§ **Data entries**
⁂
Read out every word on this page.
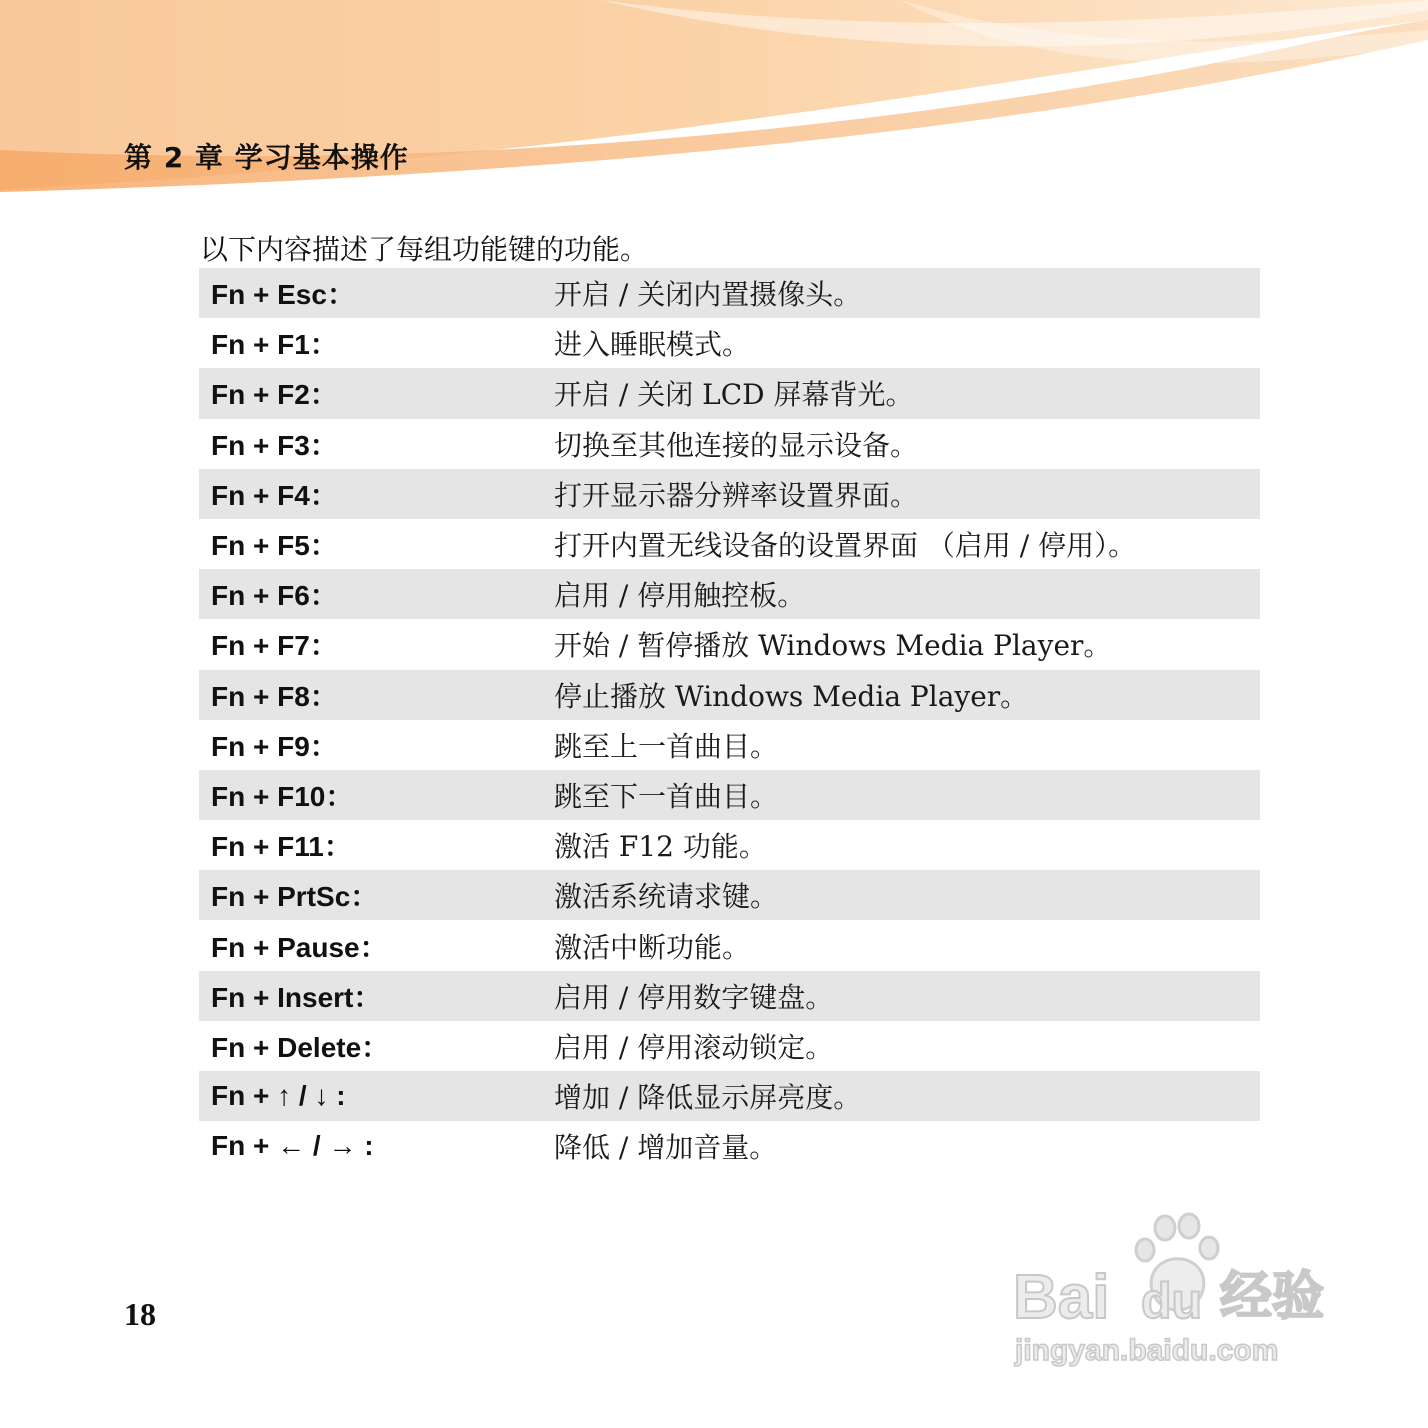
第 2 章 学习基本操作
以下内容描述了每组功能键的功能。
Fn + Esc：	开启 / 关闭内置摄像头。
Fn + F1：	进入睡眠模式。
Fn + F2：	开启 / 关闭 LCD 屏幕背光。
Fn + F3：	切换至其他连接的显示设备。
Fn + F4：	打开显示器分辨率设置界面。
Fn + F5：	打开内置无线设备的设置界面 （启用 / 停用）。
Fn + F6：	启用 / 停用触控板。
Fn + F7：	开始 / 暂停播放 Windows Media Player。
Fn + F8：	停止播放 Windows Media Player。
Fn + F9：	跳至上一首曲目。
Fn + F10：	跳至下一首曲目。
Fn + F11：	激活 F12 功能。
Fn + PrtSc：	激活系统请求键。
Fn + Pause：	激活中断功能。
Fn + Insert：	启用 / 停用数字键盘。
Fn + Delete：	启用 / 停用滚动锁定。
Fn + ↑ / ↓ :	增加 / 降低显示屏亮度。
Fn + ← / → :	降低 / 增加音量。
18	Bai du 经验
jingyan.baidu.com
⁂
§ **To do**
All of the records need repeating exactly, except for the pictures.

§ **Answer to this task**
Read out every word on this page.
第 2 章 学习基本操作
以下内容描述了每组功能键的功能。
Fn + Esc：	开启 / 关闭内置摄像头。
Fn + F1：	进入睡眠模式。
Fn + F2：	开启 / 关闭 LCD 屏幕背光。
Fn + F3：	切换至其他连接的显示设备。
Fn + F4：	打开显示器分辨率设置界面。
Fn + F5：	打开内置无线设备的设置界面 （启用 / 停用）。
Fn + F6：	启用 / 停用触控板。
Fn + F7：	开始 / 暂停播放 Windows Media Player。
Fn + F8：	停止播放 Windows Media Player。
Fn + F9：	跳至上一首曲目。
Fn + F10：	跳至下一首曲目。
Fn + F11：	激活 F12 功能。
Fn + PrtSc：	激活系统请求键。
Fn + Pause：	激活中断功能。
Fn + Insert：	启用 / 停用数字键盘。
Fn + Delete：	启用 / 停用滚动锁定。
Fn + ↑ / ↓ :	增加 / 降低显示屏亮度。
Fn + ← / → :	降低 / 增加音量。
18	Bai du 经验
jingyan.baidu.com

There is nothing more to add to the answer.